Nothing but the lines from the one with "Parse this screenshot: output" to the final line should be returned, each exactly as it appears.

'''

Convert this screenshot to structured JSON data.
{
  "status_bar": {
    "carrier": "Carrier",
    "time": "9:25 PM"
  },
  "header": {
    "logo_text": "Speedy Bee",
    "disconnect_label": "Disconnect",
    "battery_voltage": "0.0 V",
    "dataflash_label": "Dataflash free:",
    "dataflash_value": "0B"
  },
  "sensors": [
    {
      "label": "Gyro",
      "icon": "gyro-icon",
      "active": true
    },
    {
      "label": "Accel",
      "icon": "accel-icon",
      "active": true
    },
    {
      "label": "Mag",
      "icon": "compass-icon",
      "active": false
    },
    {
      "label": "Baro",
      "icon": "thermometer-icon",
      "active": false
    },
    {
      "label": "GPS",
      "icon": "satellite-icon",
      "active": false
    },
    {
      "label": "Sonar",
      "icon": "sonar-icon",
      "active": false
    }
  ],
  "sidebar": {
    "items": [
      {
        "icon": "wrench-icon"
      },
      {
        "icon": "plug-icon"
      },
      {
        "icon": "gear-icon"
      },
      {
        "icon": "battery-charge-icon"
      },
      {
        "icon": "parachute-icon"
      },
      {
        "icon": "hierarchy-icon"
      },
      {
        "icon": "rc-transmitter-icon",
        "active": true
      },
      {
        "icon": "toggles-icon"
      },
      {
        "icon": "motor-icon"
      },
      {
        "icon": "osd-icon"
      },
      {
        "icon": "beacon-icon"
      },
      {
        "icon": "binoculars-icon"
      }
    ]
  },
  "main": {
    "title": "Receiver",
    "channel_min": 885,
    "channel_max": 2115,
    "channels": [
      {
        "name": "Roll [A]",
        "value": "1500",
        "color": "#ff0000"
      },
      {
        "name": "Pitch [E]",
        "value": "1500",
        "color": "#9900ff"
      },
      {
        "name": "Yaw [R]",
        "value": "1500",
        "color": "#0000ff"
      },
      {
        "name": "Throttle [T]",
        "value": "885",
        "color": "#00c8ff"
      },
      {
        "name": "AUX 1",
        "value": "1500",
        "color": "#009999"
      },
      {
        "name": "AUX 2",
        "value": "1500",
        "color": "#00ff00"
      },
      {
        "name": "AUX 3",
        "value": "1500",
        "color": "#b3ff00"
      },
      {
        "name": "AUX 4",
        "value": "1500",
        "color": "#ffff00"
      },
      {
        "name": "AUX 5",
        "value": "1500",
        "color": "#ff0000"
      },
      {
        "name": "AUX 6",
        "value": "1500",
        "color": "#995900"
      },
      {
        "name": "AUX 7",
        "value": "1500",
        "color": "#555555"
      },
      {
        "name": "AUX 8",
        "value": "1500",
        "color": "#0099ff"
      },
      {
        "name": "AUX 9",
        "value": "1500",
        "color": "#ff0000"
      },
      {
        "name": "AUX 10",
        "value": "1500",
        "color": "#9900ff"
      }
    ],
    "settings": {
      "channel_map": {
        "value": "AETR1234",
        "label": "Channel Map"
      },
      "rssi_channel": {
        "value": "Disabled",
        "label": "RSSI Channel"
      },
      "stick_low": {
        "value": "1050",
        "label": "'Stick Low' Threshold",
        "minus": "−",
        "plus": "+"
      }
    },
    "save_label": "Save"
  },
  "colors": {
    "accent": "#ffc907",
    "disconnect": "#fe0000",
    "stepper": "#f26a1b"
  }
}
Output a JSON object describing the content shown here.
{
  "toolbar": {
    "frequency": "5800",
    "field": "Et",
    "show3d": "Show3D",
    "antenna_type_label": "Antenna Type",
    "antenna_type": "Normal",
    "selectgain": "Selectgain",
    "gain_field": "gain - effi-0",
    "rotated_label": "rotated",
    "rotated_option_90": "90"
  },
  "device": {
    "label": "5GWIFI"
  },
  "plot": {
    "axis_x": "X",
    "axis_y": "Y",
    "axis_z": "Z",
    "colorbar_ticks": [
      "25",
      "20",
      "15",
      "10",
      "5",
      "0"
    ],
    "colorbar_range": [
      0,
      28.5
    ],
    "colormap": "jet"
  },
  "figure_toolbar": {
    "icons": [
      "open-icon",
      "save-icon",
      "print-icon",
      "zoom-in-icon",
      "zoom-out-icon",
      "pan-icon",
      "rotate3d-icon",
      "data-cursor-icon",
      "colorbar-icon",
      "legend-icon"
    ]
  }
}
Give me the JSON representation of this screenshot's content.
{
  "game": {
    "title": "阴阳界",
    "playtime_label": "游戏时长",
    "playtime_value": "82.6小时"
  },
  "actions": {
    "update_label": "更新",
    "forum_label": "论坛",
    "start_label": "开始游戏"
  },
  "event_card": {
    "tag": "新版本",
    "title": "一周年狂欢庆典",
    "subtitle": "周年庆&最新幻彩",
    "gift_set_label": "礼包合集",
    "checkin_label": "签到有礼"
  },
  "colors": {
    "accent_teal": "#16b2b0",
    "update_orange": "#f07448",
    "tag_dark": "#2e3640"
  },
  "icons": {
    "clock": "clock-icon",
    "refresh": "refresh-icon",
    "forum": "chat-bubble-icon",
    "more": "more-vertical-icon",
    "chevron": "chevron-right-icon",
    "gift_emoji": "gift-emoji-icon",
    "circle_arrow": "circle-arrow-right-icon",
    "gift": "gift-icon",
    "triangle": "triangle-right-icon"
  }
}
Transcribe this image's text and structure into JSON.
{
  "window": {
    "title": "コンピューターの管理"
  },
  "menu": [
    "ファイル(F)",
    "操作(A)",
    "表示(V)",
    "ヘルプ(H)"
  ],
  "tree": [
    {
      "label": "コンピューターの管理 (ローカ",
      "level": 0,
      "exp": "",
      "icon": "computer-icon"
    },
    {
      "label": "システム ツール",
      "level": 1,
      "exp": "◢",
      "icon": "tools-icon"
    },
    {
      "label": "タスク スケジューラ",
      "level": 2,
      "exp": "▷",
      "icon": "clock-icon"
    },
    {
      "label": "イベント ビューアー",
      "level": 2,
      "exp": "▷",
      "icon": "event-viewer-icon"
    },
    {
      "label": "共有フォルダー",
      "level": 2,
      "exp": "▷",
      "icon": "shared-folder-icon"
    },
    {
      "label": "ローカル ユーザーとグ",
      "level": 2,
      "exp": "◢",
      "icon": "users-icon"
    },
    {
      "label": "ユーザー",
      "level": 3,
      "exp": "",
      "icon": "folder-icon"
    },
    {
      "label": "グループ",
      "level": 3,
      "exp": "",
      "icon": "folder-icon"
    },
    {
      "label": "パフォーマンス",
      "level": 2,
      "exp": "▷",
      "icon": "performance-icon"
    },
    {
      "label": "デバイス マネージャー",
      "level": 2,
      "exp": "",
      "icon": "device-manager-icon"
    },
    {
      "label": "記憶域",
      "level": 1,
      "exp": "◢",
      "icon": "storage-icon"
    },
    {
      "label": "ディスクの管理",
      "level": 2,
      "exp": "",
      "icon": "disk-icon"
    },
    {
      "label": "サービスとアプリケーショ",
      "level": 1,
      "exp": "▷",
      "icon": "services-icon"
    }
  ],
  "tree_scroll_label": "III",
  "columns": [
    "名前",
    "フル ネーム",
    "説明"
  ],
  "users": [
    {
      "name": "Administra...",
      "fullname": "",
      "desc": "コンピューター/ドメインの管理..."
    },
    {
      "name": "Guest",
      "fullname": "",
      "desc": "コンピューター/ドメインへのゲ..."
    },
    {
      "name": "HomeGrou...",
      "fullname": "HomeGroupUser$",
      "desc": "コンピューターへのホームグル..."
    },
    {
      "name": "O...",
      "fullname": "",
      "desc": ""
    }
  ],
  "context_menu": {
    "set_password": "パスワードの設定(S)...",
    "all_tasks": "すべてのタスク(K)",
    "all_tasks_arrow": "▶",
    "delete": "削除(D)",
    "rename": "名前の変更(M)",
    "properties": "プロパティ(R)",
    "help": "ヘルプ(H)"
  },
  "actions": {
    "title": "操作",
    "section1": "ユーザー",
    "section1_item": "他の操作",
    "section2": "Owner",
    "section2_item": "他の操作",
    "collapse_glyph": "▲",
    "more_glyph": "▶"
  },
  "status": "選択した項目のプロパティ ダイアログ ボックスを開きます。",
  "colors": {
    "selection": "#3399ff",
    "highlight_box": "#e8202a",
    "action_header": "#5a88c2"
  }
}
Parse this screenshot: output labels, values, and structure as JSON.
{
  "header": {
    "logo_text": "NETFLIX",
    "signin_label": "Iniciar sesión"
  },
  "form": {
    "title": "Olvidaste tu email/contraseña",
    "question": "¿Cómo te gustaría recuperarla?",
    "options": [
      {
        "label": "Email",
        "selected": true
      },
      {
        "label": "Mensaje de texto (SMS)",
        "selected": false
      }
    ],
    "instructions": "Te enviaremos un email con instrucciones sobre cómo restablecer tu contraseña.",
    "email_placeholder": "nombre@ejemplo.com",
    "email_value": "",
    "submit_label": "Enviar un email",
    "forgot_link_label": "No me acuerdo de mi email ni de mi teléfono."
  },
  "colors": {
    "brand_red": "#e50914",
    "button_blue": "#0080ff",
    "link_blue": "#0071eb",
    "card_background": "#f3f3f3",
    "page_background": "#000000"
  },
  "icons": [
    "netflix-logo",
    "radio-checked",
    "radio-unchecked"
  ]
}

'''

■ Problem solution:
Parse this screenshot: output labels, values, and structure as JSON.
{
  "header": {
    "logo_text": "NETFLIX",
    "signin_label": "Iniciar sesión"
  },
  "form": {
    "title": "Olvidaste tu email/contraseña",
    "question": "¿Cómo te gustaría recuperarla?",
    "options": [
      {
        "label": "Email",
        "selected": true
      },
      {
        "label": "Mensaje de texto (SMS)",
        "selected": false
      }
    ],
    "instructions": "Te enviaremos un email con instrucciones sobre cómo restablecer tu contraseña.",
    "email_placeholder": "nombre@ejemplo.com",
    "email_value": "",
    "submit_label": "Enviar un email",
    "forgot_link_label": "No me acuerdo de mi email ni de mi teléfono."
  },
  "colors": {
    "brand_red": "#e50914",
    "button_blue": "#0080ff",
    "link_blue": "#0071eb",
    "card_background": "#f3f3f3",
    "page_background": "#000000"
  },
  "icons": [
    "netflix-logo",
    "radio-checked",
    "radio-unchecked"
  ]
}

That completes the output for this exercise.